**RECORDS SHOWN:**
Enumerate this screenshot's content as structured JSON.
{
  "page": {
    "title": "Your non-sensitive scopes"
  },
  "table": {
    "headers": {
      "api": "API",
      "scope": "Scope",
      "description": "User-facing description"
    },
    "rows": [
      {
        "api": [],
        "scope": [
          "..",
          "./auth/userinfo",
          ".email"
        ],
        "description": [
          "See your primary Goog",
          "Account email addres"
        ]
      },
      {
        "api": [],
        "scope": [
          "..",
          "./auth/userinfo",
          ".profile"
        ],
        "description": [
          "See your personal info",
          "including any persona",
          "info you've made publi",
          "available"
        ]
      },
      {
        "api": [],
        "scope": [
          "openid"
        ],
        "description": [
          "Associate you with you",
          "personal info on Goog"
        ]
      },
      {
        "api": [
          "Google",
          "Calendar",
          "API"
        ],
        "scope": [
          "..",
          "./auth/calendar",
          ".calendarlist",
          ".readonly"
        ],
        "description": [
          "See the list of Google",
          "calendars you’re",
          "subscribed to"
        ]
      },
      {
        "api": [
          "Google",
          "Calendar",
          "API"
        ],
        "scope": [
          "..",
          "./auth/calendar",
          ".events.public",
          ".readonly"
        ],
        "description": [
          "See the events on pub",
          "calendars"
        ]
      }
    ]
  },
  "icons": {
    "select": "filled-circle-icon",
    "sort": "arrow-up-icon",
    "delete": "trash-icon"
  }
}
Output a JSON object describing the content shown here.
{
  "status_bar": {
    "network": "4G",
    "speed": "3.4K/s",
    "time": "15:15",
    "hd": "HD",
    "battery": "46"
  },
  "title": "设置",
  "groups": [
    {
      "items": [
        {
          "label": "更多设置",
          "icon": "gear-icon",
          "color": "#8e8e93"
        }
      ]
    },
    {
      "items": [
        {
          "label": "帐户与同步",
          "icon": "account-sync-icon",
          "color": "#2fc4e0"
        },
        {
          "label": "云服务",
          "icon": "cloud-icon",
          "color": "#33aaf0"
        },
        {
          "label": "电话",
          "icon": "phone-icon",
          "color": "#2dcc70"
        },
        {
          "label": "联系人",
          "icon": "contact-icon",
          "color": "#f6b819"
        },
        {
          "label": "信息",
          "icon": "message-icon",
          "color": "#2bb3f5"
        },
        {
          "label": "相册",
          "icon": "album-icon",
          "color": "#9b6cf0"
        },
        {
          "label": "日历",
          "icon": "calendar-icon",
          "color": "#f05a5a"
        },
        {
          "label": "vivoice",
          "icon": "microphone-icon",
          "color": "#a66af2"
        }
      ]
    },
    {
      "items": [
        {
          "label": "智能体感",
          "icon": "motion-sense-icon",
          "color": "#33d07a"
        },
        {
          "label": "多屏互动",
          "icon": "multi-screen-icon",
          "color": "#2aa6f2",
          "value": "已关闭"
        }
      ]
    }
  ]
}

**YOUR GOAL:**
Faithfully copy every entry, leaving nothing out.

**CORRECT RESULT:**
Enumerate this screenshot's content as structured JSON.
{
  "page": {
    "title": "Your non-sensitive scopes"
  },
  "table": {
    "headers": {
      "api": "API",
      "scope": "Scope",
      "description": "User-facing description"
    },
    "rows": [
      {
        "api": [],
        "scope": [
          "..",
          "./auth/userinfo",
          ".email"
        ],
        "description": [
          "See your primary Goog",
          "Account email addres"
        ]
      },
      {
        "api": [],
        "scope": [
          "..",
          "./auth/userinfo",
          ".profile"
        ],
        "description": [
          "See your personal info",
          "including any persona",
          "info you've made publi",
          "available"
        ]
      },
      {
        "api": [],
        "scope": [
          "openid"
        ],
        "description": [
          "Associate you with you",
          "personal info on Goog"
        ]
      },
      {
        "api": [
          "Google",
          "Calendar",
          "API"
        ],
        "scope": [
          "..",
          "./auth/calendar",
          ".calendarlist",
          ".readonly"
        ],
        "description": [
          "See the list of Google",
          "calendars you’re",
          "subscribed to"
        ]
      },
      {
        "api": [
          "Google",
          "Calendar",
          "API"
        ],
        "scope": [
          "..",
          "./auth/calendar",
          ".events.public",
          ".readonly"
        ],
        "description": [
          "See the events on pub",
          "calendars"
        ]
      }
    ]
  },
  "icons": {
    "select": "filled-circle-icon",
    "sort": "arrow-up-icon",
    "delete": "trash-icon"
  }
}
Output a JSON object describing the content shown here.
{
  "status_bar": {
    "network": "4G",
    "speed": "3.4K/s",
    "time": "15:15",
    "hd": "HD",
    "battery": "46"
  },
  "title": "设置",
  "groups": [
    {
      "items": [
        {
          "label": "更多设置",
          "icon": "gear-icon",
          "color": "#8e8e93"
        }
      ]
    },
    {
      "items": [
        {
          "label": "帐户与同步",
          "icon": "account-sync-icon",
          "color": "#2fc4e0"
        },
        {
          "label": "云服务",
          "icon": "cloud-icon",
          "color": "#33aaf0"
        },
        {
          "label": "电话",
          "icon": "phone-icon",
          "color": "#2dcc70"
        },
        {
          "label": "联系人",
          "icon": "contact-icon",
          "color": "#f6b819"
        },
        {
          "label": "信息",
          "icon": "message-icon",
          "color": "#2bb3f5"
        },
        {
          "label": "相册",
          "icon": "album-icon",
          "color": "#9b6cf0"
        },
        {
          "label": "日历",
          "icon": "calendar-icon",
          "color": "#f05a5a"
        },
        {
          "label": "vivoice",
          "icon": "microphone-icon",
          "color": "#a66af2"
        }
      ]
    },
    {
      "items": [
        {
          "label": "智能体感",
          "icon": "motion-sense-icon",
          "color": "#33d07a"
        },
        {
          "label": "多屏互动",
          "icon": "multi-screen-icon",
          "color": "#2aa6f2",
          "value": "已关闭"
        }
      ]
    }
  ]
}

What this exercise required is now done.